[Exercício curto 1]
No texto sobre o concerto, que aparece abaixo, quais são os temas que os Trinta & Um tocaram? Indique todos.
[Exercício curto 2]
Segundo o texto sobre o concerto, que aparece abaixo, que editora lançou o CD “3º Testamento”?
══ Texto original ══
Quando se pensava que a intensidade não poderia subir mais, eis que temos o regresso dos Trinta & Um com a formação original: Sarrufo, Goblin e Ricardo Rações contando ainda com João Lavangantes no baixo. Um autêntico furacão em forma de hardcore, num Nirvana Studios a arrebentar por completo. Saltar, dançar e vibrar ao som de temas como “LVHC” (onde repetidamente se ouviu como refrão “O Bifes Não Morreu”), “Não Há Regresso”, “Porque Eu Acredito” e o clássico incontornável, “O Cavalo Mata”. Os níveis energéticos estavam a um nível inacreditável e mesmo depois de terem esgotado os temas, e como o público estava ávido por mais, tocaram novamente “Não Há Regresso”. E ficou o aviso que os Trinta & Um e a sua formação original iriam continuar, não ficariam por ali. Coisas boas esperam no futuro.

Para o final estava reservado o ponto alto da festa. Os Psicopratas iriam subir ao palco sem o seu Dr. Bifes. Para o seu lugar iria Zé Miguel Silva (no baixo), enquanto a cada música teríamos um desfilar de vocalistas convidados, amigos, família de Sérgio Curto naquela que seria a actuação mais emocionante e sentida de todo o dia/noite. Desde “Com Os Cornos Cheios De Vinho” (com Zé Miguel Silva a carregar às cavalitas o seu sobrinho, filho de Sérgio que já tinha emocionado todos num vídeo onde agradecia a todos pela presença) até “Sepultado No Quintal), sem esquecer o final apoteótico, onde foram servidas duas bandejas de shots para quem do público se quisesse servir para brindar àquele espírito do Bifes que se pretende perpetuar, num momento que mais uma vez seria mesmo ao seu gosto, com o palco cheio de amigos e fãs. Para a posteridade fica o CD “3º Testamento”, editado pela Hell Xis e oferecido à família/banda.
═══
══ Registos guardados ══
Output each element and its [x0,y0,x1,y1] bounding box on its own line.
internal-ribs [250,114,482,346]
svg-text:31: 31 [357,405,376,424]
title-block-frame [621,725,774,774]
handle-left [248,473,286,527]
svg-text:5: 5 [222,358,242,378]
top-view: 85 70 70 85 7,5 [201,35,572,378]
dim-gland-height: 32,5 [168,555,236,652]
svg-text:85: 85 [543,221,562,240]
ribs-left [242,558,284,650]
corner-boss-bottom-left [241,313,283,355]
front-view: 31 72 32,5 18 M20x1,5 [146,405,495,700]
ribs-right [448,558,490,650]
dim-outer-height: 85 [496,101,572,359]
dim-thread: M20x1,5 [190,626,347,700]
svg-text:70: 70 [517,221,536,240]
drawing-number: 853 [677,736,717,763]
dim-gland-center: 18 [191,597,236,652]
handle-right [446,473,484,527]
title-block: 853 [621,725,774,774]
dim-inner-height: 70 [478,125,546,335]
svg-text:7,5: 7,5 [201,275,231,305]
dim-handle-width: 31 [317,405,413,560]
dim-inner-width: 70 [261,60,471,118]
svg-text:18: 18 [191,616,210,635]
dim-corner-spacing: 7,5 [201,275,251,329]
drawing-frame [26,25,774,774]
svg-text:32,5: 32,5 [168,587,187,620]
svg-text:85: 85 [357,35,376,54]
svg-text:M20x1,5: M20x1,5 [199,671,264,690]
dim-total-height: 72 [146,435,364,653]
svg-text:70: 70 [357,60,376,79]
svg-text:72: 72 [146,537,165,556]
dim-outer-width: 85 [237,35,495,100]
═══
[Resposta 1]
“LVHC”, “Não Há Regresso”, “Porque Eu Acredito” e “O Cavalo Mata”.

[Resposta 2]
A Hell Xis.